WHAT IS EXPECTED » Quote all entries in full, exactly.
########################################
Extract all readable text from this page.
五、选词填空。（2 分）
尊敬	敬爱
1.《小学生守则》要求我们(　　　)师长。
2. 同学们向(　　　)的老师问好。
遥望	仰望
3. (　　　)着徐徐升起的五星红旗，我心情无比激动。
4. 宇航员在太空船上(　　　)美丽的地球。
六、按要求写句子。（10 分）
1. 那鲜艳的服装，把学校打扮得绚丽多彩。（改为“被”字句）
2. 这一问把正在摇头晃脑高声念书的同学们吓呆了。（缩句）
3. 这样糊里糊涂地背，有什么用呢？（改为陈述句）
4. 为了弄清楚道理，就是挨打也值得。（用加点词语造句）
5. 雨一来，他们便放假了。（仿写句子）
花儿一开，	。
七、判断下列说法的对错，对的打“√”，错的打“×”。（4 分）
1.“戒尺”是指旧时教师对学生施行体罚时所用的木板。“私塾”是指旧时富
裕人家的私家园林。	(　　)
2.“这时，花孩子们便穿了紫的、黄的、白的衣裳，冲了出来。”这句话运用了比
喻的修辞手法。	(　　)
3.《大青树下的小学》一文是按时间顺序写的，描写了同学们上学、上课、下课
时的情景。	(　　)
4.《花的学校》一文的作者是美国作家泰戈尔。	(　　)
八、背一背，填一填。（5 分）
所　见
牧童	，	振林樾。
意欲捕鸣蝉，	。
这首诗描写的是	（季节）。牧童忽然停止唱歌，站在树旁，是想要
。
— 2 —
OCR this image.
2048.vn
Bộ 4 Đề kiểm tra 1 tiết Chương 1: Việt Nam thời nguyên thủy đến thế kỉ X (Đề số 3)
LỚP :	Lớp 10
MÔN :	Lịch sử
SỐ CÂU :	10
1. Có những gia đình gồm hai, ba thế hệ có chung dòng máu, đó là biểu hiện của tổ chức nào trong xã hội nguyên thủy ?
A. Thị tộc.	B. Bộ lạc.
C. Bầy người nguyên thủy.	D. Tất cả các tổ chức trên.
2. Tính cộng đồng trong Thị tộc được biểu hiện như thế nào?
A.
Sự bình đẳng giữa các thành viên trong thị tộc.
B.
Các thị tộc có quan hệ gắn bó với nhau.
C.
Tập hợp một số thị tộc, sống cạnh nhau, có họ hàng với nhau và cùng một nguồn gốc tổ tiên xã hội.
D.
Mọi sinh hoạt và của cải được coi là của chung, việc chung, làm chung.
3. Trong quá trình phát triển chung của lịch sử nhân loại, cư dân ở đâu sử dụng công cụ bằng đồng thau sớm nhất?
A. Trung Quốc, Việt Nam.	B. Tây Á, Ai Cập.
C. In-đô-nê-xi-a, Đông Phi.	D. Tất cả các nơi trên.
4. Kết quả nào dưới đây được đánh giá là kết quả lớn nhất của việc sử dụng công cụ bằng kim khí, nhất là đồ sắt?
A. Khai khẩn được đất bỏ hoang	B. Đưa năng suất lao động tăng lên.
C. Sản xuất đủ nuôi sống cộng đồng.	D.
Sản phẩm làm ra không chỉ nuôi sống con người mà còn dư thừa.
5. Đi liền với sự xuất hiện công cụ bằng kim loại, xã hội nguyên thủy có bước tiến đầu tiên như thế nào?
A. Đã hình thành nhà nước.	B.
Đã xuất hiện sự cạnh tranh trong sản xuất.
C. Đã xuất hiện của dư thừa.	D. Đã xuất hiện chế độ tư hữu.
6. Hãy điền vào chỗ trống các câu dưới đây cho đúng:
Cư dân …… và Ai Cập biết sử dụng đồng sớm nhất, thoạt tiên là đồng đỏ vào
########################################
THE SOLUTION »
Extract all readable text from this page.
五、选词填空。（2 分）
尊敬	敬爱
1.《小学生守则》要求我们(　　　)师长。
2. 同学们向(　　　)的老师问好。
遥望	仰望
3. (　　　)着徐徐升起的五星红旗，我心情无比激动。
4. 宇航员在太空船上(　　　)美丽的地球。
六、按要求写句子。（10 分）
1. 那鲜艳的服装，把学校打扮得绚丽多彩。（改为“被”字句）
2. 这一问把正在摇头晃脑高声念书的同学们吓呆了。（缩句）
3. 这样糊里糊涂地背，有什么用呢？（改为陈述句）
4. 为了弄清楚道理，就是挨打也值得。（用加点词语造句）
5. 雨一来，他们便放假了。（仿写句子）
花儿一开，	。
七、判断下列说法的对错，对的打“√”，错的打“×”。（4 分）
1.“戒尺”是指旧时教师对学生施行体罚时所用的木板。“私塾”是指旧时富
裕人家的私家园林。	(　　)
2.“这时，花孩子们便穿了紫的、黄的、白的衣裳，冲了出来。”这句话运用了比
喻的修辞手法。	(　　)
3.《大青树下的小学》一文是按时间顺序写的，描写了同学们上学、上课、下课
时的情景。	(　　)
4.《花的学校》一文的作者是美国作家泰戈尔。	(　　)
八、背一背，填一填。（5 分）
所　见
牧童	，	振林樾。
意欲捕鸣蝉，	。
这首诗描写的是	（季节）。牧童忽然停止唱歌，站在树旁，是想要
。
— 2 —
OCR this image.
2048.vn
Bộ 4 Đề kiểm tra 1 tiết Chương 1: Việt Nam thời nguyên thủy đến thế kỉ X (Đề số 3)
LỚP :	Lớp 10
MÔN :	Lịch sử
SỐ CÂU :	10
1. Có những gia đình gồm hai, ba thế hệ có chung dòng máu, đó là biểu hiện của tổ chức nào trong xã hội nguyên thủy ?
A. Thị tộc.	B. Bộ lạc.
C. Bầy người nguyên thủy.	D. Tất cả các tổ chức trên.
2. Tính cộng đồng trong Thị tộc được biểu hiện như thế nào?
A.
Sự bình đẳng giữa các thành viên trong thị tộc.
B.
Các thị tộc có quan hệ gắn bó với nhau.
C.
Tập hợp một số thị tộc, sống cạnh nhau, có họ hàng với nhau và cùng một nguồn gốc tổ tiên xã hội.
D.
Mọi sinh hoạt và của cải được coi là của chung, việc chung, làm chung.
3. Trong quá trình phát triển chung của lịch sử nhân loại, cư dân ở đâu sử dụng công cụ bằng đồng thau sớm nhất?
A. Trung Quốc, Việt Nam.	B. Tây Á, Ai Cập.
C. In-đô-nê-xi-a, Đông Phi.	D. Tất cả các nơi trên.
4. Kết quả nào dưới đây được đánh giá là kết quả lớn nhất của việc sử dụng công cụ bằng kim khí, nhất là đồ sắt?
A. Khai khẩn được đất bỏ hoang	B. Đưa năng suất lao động tăng lên.
C. Sản xuất đủ nuôi sống cộng đồng.	D.
Sản phẩm làm ra không chỉ nuôi sống con người mà còn dư thừa.
5. Đi liền với sự xuất hiện công cụ bằng kim loại, xã hội nguyên thủy có bước tiến đầu tiên như thế nào?
A. Đã hình thành nhà nước.	B.
Đã xuất hiện sự cạnh tranh trong sản xuất.
C. Đã xuất hiện của dư thừa.	D. Đã xuất hiện chế độ tư hữu.
6. Hãy điền vào chỗ trống các câu dưới đây cho đúng:
Cư dân …… và Ai Cập biết sử dụng đồng sớm nhất, thoạt tiên là đồng đỏ vào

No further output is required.